Data section:
>>>

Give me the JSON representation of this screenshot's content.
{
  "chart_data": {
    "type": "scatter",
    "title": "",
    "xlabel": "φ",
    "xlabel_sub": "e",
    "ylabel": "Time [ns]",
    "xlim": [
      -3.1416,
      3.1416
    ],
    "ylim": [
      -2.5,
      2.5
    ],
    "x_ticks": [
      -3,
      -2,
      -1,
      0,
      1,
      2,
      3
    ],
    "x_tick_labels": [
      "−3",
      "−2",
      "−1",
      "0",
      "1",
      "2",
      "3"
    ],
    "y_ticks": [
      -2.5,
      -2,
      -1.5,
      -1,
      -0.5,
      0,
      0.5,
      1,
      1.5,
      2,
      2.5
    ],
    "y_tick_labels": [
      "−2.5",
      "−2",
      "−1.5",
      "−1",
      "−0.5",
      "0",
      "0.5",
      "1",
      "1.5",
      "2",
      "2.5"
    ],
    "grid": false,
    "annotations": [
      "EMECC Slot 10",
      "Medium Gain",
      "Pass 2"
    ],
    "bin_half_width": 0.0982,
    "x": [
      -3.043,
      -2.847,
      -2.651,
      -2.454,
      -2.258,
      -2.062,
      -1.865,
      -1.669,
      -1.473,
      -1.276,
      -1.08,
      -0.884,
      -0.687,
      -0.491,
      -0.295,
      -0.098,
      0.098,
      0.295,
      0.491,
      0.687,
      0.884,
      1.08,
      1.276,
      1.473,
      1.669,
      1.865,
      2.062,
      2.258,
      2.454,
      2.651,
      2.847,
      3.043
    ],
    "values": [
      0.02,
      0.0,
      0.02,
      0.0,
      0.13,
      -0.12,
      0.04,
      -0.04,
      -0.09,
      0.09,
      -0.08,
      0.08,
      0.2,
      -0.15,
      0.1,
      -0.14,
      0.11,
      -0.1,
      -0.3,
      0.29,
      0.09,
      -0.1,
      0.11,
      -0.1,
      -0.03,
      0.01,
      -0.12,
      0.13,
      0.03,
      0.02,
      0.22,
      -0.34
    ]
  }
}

<<<

Given exercise: Write out the full listing exactly as given.

Written answer:
Give me the JSON representation of this screenshot's content.
{
  "chart_data": {
    "type": "scatter",
    "title": "",
    "xlabel": "φ",
    "xlabel_sub": "e",
    "ylabel": "Time [ns]",
    "xlim": [
      -3.1416,
      3.1416
    ],
    "ylim": [
      -2.5,
      2.5
    ],
    "x_ticks": [
      -3,
      -2,
      -1,
      0,
      1,
      2,
      3
    ],
    "x_tick_labels": [
      "−3",
      "−2",
      "−1",
      "0",
      "1",
      "2",
      "3"
    ],
    "y_ticks": [
      -2.5,
      -2,
      -1.5,
      -1,
      -0.5,
      0,
      0.5,
      1,
      1.5,
      2,
      2.5
    ],
    "y_tick_labels": [
      "−2.5",
      "−2",
      "−1.5",
      "−1",
      "−0.5",
      "0",
      "0.5",
      "1",
      "1.5",
      "2",
      "2.5"
    ],
    "grid": false,
    "annotations": [
      "EMECC Slot 10",
      "Medium Gain",
      "Pass 2"
    ],
    "bin_half_width": 0.0982,
    "x": [
      -3.043,
      -2.847,
      -2.651,
      -2.454,
      -2.258,
      -2.062,
      -1.865,
      -1.669,
      -1.473,
      -1.276,
      -1.08,
      -0.884,
      -0.687,
      -0.491,
      -0.295,
      -0.098,
      0.098,
      0.295,
      0.491,
      0.687,
      0.884,
      1.08,
      1.276,
      1.473,
      1.669,
      1.865,
      2.062,
      2.258,
      2.454,
      2.651,
      2.847,
      3.043
    ],
    "values": [
      0.02,
      0.0,
      0.02,
      0.0,
      0.13,
      -0.12,
      0.04,
      -0.04,
      -0.09,
      0.09,
      -0.08,
      0.08,
      0.2,
      -0.15,
      0.1,
      -0.14,
      0.11,
      -0.1,
      -0.3,
      0.29,
      0.09,
      -0.1,
      0.11,
      -0.1,
      -0.03,
      0.01,
      -0.12,
      0.13,
      0.03,
      0.02,
      0.22,
      -0.34
    ]
  }
}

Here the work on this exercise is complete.